━━━━━ Material for this task ━━━━━
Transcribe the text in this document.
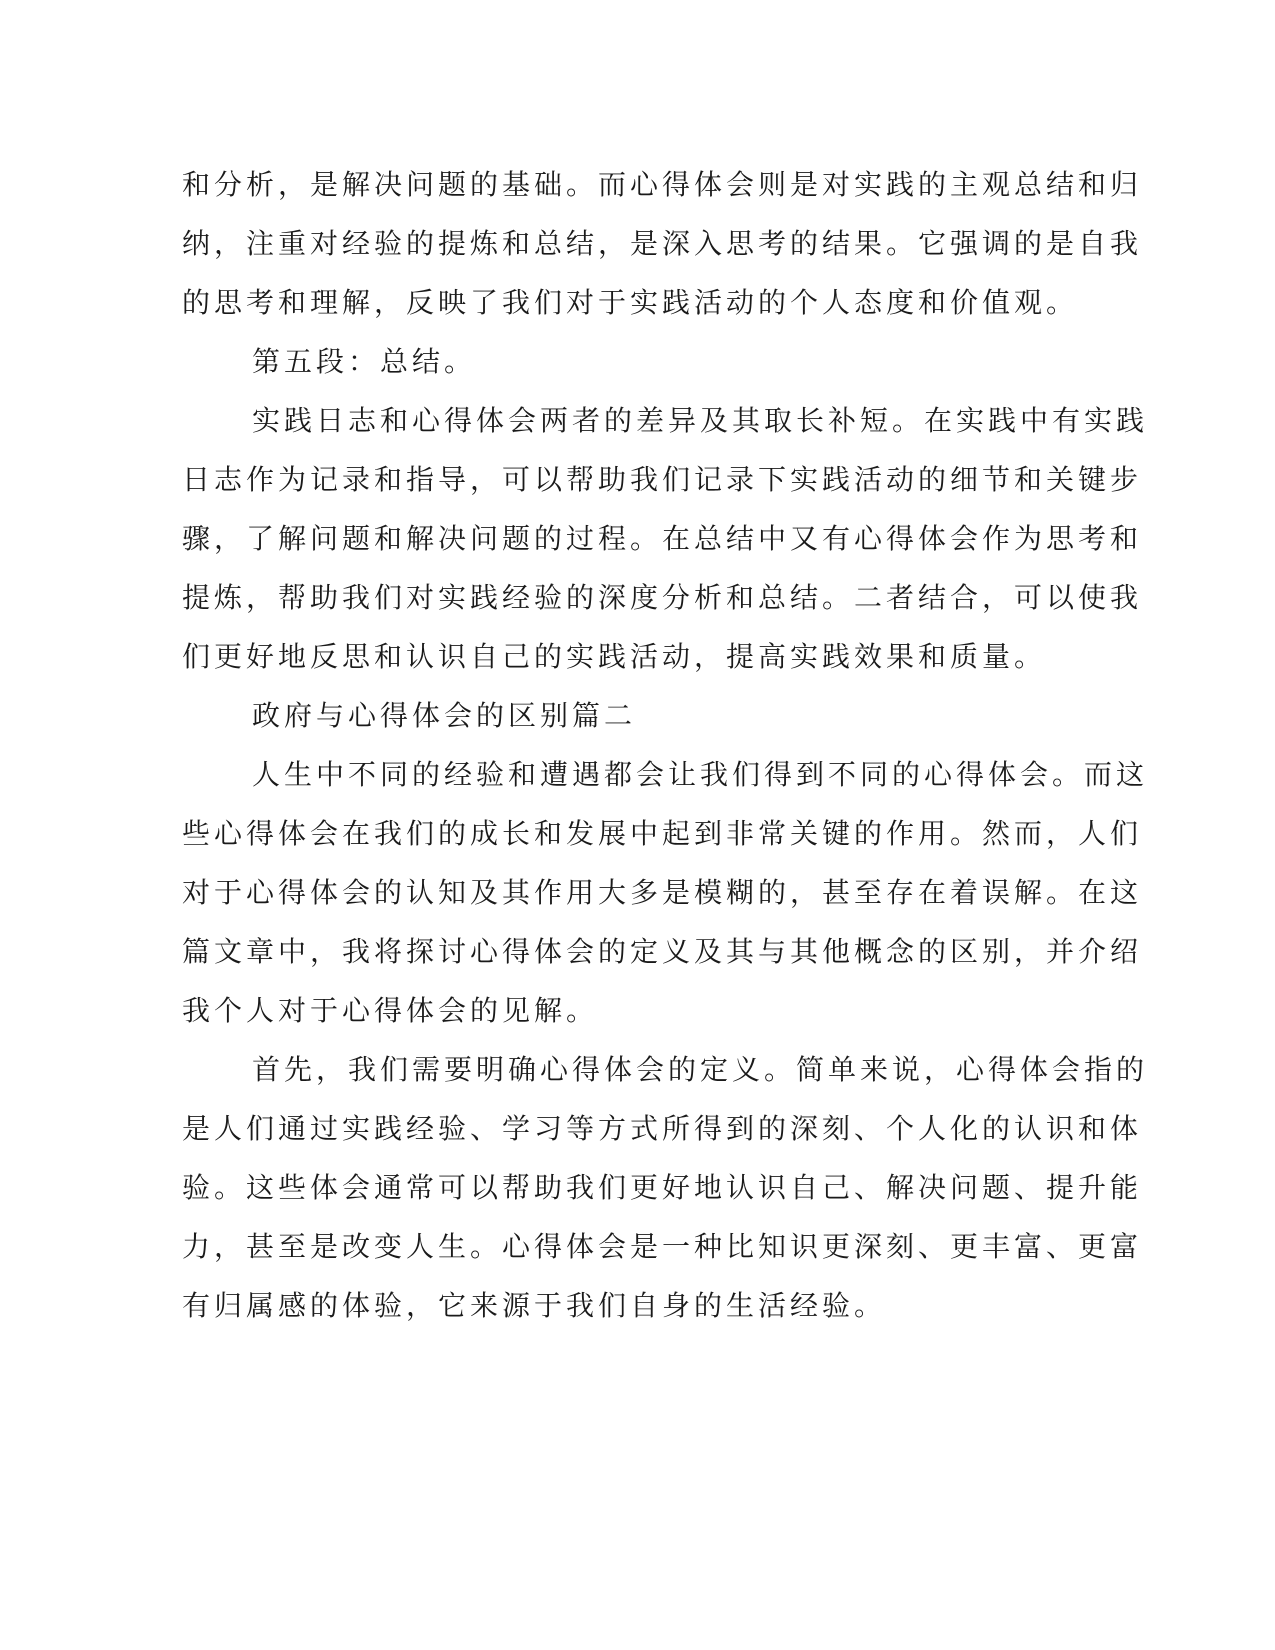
和分析，是解决问题的基础。而心得体会则是对实践的主观总结和归
纳，注重对经验的提炼和总结，是深入思考的结果。它强调的是自我
的思考和理解，反映了我们对于实践活动的个人态度和价值观。
第五段：总结。
实践日志和心得体会两者的差异及其取长补短。在实践中有实践
日志作为记录和指导，可以帮助我们记录下实践活动的细节和关键步
骤，了解问题和解决问题的过程。在总结中又有心得体会作为思考和
提炼，帮助我们对实践经验的深度分析和总结。二者结合，可以使我
们更好地反思和认识自己的实践活动，提高实践效果和质量。
政府与心得体会的区别篇二
人生中不同的经验和遭遇都会让我们得到不同的心得体会。而这
些心得体会在我们的成长和发展中起到非常关键的作用。然而，人们
对于心得体会的认知及其作用大多是模糊的，甚至存在着误解。在这
篇文章中，我将探讨心得体会的定义及其与其他概念的区别，并介绍
我个人对于心得体会的见解。
首先，我们需要明确心得体会的定义。简单来说，心得体会指的
是人们通过实践经验、学习等方式所得到的深刻、个人化的认识和体
验。这些体会通常可以帮助我们更好地认识自己、解决问题、提升能
力，甚至是改变人生。心得体会是一种比知识更深刻、更丰富、更富
有归属感的体验，它来源于我们自身的生活经验。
━━━━━
### Exercise brief
Omit each picture, then return all of the listing exactly as it stands.

### Answer below
Transcribe the text in this document.
和分析，是解决问题的基础。而心得体会则是对实践的主观总结和归
纳，注重对经验的提炼和总结，是深入思考的结果。它强调的是自我
的思考和理解，反映了我们对于实践活动的个人态度和价值观。
第五段：总结。
实践日志和心得体会两者的差异及其取长补短。在实践中有实践
日志作为记录和指导，可以帮助我们记录下实践活动的细节和关键步
骤，了解问题和解决问题的过程。在总结中又有心得体会作为思考和
提炼，帮助我们对实践经验的深度分析和总结。二者结合，可以使我
们更好地反思和认识自己的实践活动，提高实践效果和质量。
政府与心得体会的区别篇二
人生中不同的经验和遭遇都会让我们得到不同的心得体会。而这
些心得体会在我们的成长和发展中起到非常关键的作用。然而，人们
对于心得体会的认知及其作用大多是模糊的，甚至存在着误解。在这
篇文章中，我将探讨心得体会的定义及其与其他概念的区别，并介绍
我个人对于心得体会的见解。
首先，我们需要明确心得体会的定义。简单来说，心得体会指的
是人们通过实践经验、学习等方式所得到的深刻、个人化的认识和体
验。这些体会通常可以帮助我们更好地认识自己、解决问题、提升能
力，甚至是改变人生。心得体会是一种比知识更深刻、更丰富、更富
有归属感的体验，它来源于我们自身的生活经验。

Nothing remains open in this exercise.